* EXERCISE INSTRUCTIONS *
[a] In the court opinion, what amount was Phillips ordered to pay the FDIC?
[b] Write out the court opinion word for word, everything from "Warren R. Thompson, by" down to "brief for appellee.".

* PAGE EXTRACT *
** Start **

1 F.3d 1231


1 F.3d 1231
NOTICE: First Circuit Local Rule 36.2(b)6 states unpublished opinions may be cited only in related cases.

UNITED STATES, Appellee,
v.
Zolton PHILLIPS, Defendant, Appellant.

No. 92-1806.

United States Court of Appeals,
First Circuit.

Aug. 13, 1993.

1

Appeal from the United States District Court for the District of Massachusetts

2

Warren R. Thompson, by Appointment of the Court, for appellant.

3

Mark J. Balthazard, Special Assistant United States Attorney, with whom A. John Pappalardo, United States Attorney, was on brief for appellee.

4

D.Mass.

5

AFFIRMED.

6

Before Torruella and Stahl, Circuit Judges, and Burns,* Senior District Judge.

7

BURNS, Senior District Judge.

8

Phillips appeals the district court’s order of restitution and the district court’s denial of his request to substitute counsel. Phillips also asks this court to set aside his plea of guilty because it was involuntary.

9

We have jurisdiction under 28 U.S.C. Sec. 1291 (1988).

BACKGROUND

10

On February 24, 1992, Phillips pleaded guilty to one count of bank fraud in violation of 18 U.S.C. Sec. 1344 for making materially false statements when obtaining a $5 million loan from First American Bank (FAB) to establish a mini-storage facility. On May 22, 1992, the court sentenced Phillips to 24 months imprisonment1 and ordered Phillips to pay to the Federal Deposit Insurance Corporation (FDIC) in its capacity as receiver of FAB the sum of $3,520,100 within three years of his release from prison.

** End **

* DATA PROVIDED *
** Start **

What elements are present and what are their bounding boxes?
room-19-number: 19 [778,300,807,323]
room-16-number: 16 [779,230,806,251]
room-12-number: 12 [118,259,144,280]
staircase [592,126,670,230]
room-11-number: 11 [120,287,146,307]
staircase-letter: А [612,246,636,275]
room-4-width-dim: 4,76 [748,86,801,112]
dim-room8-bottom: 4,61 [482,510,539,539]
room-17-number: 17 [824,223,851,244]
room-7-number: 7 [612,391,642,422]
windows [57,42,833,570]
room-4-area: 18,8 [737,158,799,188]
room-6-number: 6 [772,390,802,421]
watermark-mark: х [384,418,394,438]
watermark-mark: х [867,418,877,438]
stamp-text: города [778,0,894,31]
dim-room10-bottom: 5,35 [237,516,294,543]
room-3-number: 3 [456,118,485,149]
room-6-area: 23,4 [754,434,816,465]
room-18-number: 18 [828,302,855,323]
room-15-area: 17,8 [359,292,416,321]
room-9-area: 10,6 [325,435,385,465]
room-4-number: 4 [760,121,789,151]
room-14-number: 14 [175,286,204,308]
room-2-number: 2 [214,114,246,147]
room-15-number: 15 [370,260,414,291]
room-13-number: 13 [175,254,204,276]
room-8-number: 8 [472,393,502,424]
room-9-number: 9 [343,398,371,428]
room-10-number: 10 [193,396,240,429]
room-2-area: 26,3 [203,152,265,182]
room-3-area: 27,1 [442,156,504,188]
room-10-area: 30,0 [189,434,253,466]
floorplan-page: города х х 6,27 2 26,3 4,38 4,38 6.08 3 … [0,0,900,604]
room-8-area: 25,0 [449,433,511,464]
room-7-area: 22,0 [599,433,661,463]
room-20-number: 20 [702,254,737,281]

** End **

* ANSWERS FOR THE EXERCISE *
[a] $3,520,100

[b]
Warren R. Thompson, by Appointment of the Court, for appellant.

3

Mark J. Balthazard, Special Assistant United States Attorney, with whom A. John Pappalardo, United States Attorney, was on brief for appellee.